** Vorgegebener Text **
MultiChannel-Aufnahme einer metallischen Oberfläche inkl. errechnetem Photometric-Stereo Bild

Die E-Mobilität voranbringen – auch dank Machine Vision

Viele Branchen und Unternehmen arbeiten daran, die E-Mobilität voranzubringen, denn es gibt verschiedene Stellschrauben, an denen gedreht werden muss. Eine davon ist die Produktion von Batterien für die E-Fahrzeuge. Insbesondere die Beschichtungsprozesse innerhalb der Elektrodenfertigung müssen genau überwacht werden, da diese Schritte entscheidend für die Zuverlässigkeit der späteren Batterien sind. Die dafür notwendigen sehr hohen Auflösungen führen dazu, dass wieder vermehrt Zeilenkameras zum Einsatz kommen.

** Übungsziel **
Stimmen die folgenden Aussagen mit dem Text über die E-Mobilität überein? Beantworten Sie jede mit Ja oder Nein, und zitieren Sie die entscheidenden Worte des Textes wörtlich.
(a) Die Beschichtungsprozesse in der Elektrodenfertigung gelten als entscheidend für die Zuverlässigkeit der Batterien.
(b) Weil nur geringe Auflösungen nötig sind, werden Zeilenkameras seltener eingesetzt.
(c) Die Produktion von Batterien ist die einzige Stellschraube, die genannt wird.

** Erfasste Daten **
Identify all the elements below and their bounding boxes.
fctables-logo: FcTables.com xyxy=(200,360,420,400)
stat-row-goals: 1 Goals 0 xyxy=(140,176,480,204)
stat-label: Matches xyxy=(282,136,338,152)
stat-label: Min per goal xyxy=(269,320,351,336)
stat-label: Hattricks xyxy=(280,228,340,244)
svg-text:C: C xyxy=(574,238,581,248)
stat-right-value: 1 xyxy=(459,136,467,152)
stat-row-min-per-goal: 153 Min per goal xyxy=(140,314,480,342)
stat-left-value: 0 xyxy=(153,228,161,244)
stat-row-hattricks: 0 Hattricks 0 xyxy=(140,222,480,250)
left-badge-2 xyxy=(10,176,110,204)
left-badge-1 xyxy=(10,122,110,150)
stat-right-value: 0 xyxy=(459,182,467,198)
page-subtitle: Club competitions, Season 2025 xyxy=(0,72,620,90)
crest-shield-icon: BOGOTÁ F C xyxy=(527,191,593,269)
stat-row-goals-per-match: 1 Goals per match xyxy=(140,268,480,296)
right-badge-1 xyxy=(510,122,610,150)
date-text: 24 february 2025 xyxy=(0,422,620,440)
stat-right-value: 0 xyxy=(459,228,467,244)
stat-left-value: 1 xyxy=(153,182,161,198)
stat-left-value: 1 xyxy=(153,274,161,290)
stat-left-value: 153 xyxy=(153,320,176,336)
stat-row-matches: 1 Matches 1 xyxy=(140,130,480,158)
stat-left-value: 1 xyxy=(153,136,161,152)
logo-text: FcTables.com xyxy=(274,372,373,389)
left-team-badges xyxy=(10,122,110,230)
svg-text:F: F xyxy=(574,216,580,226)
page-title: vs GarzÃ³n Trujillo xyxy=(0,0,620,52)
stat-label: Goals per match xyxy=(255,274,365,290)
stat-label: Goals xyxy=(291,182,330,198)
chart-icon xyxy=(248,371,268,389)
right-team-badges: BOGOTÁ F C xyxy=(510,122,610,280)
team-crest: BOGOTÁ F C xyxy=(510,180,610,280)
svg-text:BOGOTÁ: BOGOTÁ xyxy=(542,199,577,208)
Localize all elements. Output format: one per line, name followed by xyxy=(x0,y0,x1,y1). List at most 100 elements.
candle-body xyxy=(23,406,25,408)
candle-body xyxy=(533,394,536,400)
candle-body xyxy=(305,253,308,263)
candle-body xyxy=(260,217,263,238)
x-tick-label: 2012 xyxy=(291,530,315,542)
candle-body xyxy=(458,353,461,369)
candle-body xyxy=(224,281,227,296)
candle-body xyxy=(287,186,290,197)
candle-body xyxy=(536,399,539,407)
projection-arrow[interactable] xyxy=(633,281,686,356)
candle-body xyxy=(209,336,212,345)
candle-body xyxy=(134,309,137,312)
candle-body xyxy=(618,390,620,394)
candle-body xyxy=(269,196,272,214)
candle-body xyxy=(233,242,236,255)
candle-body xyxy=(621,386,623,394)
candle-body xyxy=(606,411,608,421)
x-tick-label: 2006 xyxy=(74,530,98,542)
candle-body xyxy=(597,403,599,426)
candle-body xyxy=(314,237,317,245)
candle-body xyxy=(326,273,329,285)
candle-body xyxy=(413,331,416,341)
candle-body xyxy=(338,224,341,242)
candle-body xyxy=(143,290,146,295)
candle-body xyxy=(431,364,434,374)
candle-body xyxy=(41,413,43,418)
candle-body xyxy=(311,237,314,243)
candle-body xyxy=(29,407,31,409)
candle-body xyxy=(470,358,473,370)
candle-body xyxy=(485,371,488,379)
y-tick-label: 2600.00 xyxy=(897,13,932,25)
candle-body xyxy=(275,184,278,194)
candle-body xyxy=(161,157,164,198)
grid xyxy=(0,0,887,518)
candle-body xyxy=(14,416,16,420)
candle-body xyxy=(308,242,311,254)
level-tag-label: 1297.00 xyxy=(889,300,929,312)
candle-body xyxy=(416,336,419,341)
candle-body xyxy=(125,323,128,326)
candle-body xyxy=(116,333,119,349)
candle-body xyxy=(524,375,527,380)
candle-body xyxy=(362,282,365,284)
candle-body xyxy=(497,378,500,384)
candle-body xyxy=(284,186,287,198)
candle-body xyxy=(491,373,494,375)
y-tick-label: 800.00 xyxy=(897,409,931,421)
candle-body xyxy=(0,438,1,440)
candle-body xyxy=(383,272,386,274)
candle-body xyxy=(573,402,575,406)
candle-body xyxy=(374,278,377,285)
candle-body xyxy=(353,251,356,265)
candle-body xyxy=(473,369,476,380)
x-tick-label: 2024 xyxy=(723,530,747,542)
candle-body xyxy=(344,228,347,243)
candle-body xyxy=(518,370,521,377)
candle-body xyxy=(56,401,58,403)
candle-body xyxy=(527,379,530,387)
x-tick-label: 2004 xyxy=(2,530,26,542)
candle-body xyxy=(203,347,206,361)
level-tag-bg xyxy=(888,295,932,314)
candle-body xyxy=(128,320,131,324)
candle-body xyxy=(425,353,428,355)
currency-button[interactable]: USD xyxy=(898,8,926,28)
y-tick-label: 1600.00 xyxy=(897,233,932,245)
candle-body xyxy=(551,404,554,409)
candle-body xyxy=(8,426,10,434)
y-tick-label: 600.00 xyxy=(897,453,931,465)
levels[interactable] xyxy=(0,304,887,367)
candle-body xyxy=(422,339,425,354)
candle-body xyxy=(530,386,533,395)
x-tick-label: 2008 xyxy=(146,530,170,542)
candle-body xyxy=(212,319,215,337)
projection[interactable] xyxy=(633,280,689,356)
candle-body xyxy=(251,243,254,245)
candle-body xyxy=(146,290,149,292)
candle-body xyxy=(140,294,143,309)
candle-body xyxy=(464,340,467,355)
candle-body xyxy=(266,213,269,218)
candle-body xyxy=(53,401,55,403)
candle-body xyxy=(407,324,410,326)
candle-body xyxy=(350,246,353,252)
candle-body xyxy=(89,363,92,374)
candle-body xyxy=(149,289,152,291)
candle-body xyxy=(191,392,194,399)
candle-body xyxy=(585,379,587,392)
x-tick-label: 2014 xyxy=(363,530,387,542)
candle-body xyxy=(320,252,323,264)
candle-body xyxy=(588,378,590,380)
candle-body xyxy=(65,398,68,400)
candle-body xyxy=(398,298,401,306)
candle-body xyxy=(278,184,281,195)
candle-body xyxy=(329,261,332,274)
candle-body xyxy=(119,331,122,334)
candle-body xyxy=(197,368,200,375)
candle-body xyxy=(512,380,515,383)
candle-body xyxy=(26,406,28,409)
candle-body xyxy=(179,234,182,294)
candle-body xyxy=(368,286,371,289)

** Antwortfeld **
(a) Ja. Im Text steht: „da diese Schritte entscheidend für die Zuverlässigkeit der späteren Batterien sind“.
(b) Nein. Im Text steht: „Die dafür notwendigen sehr hohen Auflösungen führen dazu, dass wieder vermehrt Zeilenkameras zum Einsatz kommen.“
(c) Nein. Im Text steht: „es gibt verschiedene Stellschrauben“ und „Eine davon ist die Produktion von Batterien für die E-Fahrzeuge.“